**EXERCISE TASK**
Please copy every line of the records below that holds the word "title".

**RECORDS FOR PROCESSING**
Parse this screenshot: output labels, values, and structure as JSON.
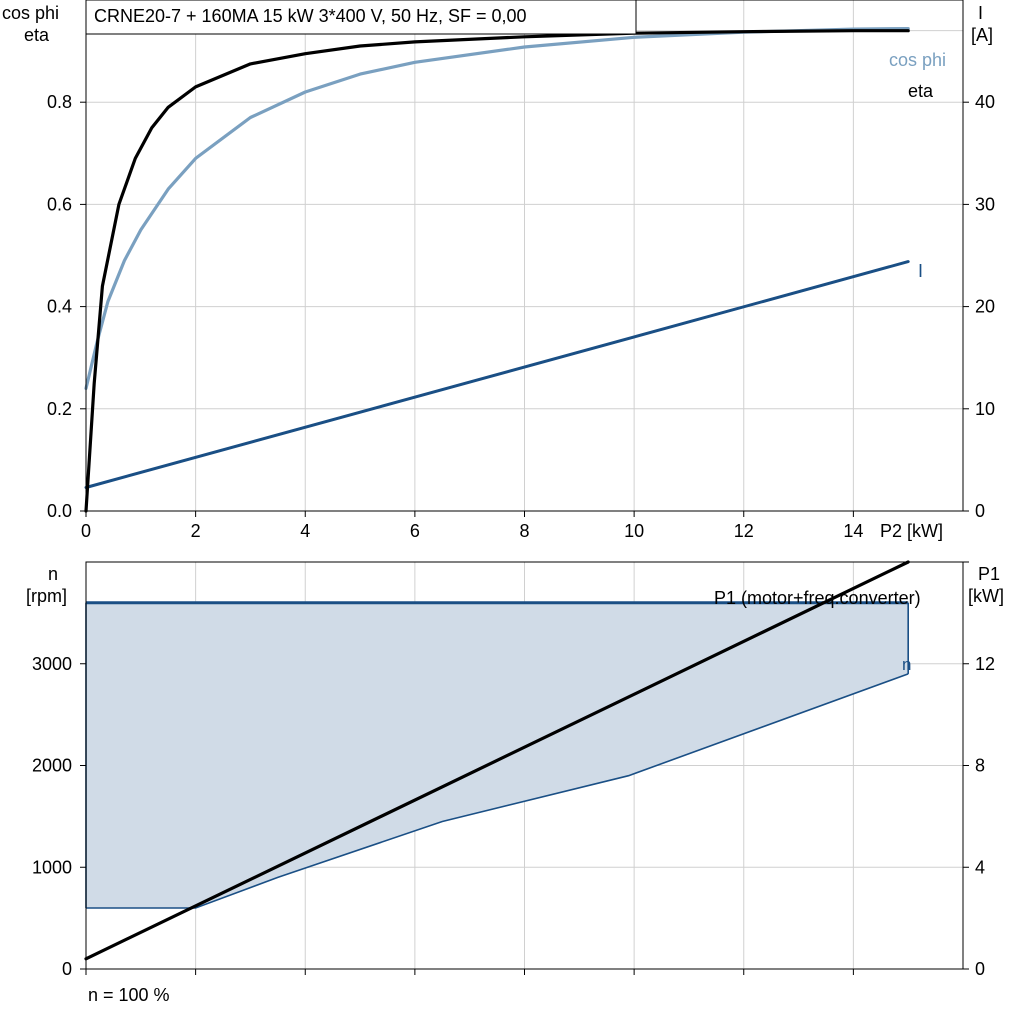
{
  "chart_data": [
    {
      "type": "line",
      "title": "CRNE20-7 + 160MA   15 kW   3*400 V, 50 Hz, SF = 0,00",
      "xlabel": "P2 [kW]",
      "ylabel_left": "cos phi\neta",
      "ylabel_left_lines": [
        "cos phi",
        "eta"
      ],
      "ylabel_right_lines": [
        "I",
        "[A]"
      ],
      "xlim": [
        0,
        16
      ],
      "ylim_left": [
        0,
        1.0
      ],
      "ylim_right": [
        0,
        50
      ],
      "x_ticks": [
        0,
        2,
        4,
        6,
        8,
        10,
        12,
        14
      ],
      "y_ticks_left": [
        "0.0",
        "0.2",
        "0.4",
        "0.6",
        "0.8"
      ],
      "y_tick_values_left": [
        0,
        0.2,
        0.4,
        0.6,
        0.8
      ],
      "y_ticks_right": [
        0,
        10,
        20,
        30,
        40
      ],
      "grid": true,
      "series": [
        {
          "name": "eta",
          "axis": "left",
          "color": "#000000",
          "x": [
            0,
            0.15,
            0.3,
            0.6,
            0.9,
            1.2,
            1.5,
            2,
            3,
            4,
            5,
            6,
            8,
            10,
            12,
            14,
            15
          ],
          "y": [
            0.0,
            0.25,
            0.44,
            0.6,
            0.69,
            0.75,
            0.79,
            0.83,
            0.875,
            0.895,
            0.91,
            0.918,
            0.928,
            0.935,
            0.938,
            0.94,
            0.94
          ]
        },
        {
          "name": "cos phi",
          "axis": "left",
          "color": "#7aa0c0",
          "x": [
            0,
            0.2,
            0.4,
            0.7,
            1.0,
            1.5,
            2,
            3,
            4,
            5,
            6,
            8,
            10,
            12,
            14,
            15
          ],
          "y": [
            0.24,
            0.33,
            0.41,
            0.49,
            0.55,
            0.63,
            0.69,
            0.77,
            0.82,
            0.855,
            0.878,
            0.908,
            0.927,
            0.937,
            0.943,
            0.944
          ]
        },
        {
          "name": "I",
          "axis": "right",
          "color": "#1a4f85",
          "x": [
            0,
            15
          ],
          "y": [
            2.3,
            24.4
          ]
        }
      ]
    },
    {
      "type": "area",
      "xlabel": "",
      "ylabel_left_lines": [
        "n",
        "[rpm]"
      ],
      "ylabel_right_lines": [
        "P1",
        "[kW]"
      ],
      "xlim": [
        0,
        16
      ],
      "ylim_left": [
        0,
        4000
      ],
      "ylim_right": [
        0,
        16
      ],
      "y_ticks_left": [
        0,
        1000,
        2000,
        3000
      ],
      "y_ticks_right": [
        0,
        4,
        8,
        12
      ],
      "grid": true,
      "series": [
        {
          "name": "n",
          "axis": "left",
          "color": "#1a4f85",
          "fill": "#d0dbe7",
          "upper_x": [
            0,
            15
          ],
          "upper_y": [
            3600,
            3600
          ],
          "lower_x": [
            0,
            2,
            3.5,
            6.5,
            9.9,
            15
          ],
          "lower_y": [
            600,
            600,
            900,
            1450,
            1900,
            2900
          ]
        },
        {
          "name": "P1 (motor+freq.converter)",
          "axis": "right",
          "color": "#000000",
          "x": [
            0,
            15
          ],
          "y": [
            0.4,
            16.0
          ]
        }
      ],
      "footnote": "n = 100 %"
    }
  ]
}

--

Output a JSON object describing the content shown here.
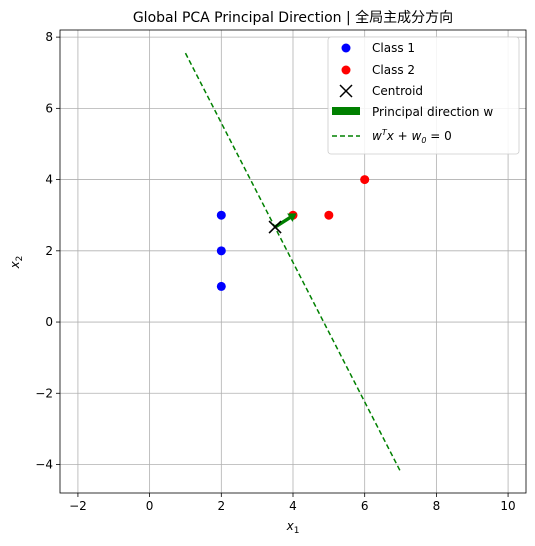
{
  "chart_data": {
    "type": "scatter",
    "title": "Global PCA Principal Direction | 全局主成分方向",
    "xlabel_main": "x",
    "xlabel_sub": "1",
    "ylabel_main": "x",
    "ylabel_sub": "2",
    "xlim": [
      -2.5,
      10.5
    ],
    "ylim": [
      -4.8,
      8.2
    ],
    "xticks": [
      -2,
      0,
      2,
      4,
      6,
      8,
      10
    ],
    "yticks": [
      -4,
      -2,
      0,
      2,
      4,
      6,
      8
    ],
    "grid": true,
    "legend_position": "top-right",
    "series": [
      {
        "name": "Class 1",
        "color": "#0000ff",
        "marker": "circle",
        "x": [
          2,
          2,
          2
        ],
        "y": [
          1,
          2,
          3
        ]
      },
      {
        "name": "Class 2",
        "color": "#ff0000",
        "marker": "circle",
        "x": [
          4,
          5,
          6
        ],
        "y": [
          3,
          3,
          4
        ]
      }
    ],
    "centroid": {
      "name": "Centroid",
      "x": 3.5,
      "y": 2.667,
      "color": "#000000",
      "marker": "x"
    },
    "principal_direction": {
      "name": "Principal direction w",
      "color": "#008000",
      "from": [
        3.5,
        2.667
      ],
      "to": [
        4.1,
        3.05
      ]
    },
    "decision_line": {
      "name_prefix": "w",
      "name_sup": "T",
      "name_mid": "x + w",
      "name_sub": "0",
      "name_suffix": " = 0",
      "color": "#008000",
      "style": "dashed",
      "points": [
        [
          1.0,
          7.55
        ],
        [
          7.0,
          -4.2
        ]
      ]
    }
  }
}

...

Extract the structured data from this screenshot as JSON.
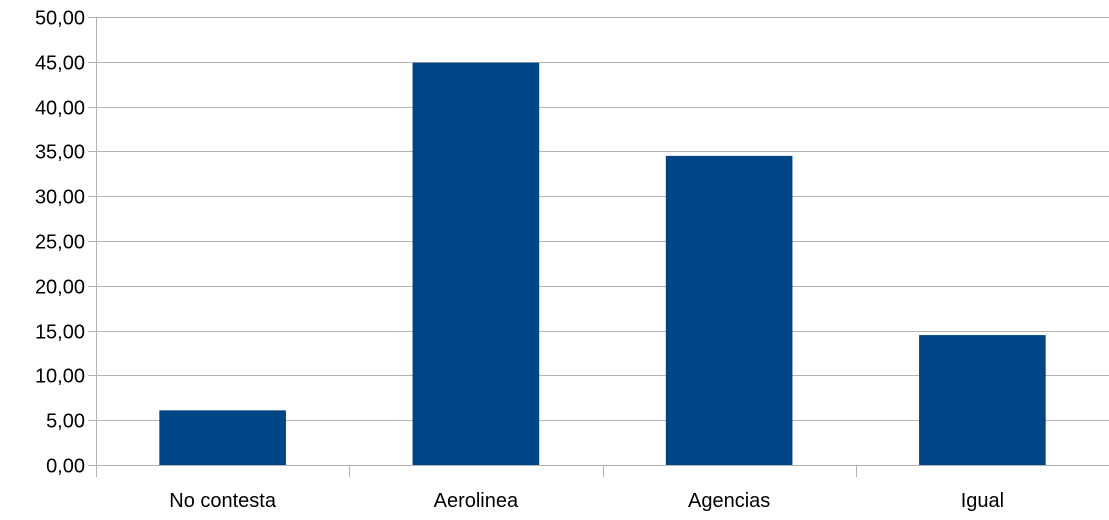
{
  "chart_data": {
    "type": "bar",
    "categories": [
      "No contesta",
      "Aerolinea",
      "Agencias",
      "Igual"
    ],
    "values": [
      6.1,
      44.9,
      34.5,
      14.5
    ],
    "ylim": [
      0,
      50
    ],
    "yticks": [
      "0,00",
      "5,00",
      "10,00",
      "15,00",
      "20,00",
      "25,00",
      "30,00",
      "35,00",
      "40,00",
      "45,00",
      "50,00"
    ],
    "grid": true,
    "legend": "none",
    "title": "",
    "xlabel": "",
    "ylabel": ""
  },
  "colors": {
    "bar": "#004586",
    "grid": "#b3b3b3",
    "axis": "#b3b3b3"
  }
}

**RESULT OF THIS EXERCISE**
      "title": "CRNE20-7 + 160MA   15 kW   3*400 V, 50 Hz, SF = 0,00",
    "title": "Global PCA Principal Direction | 全局主成分方向",
    "title": "",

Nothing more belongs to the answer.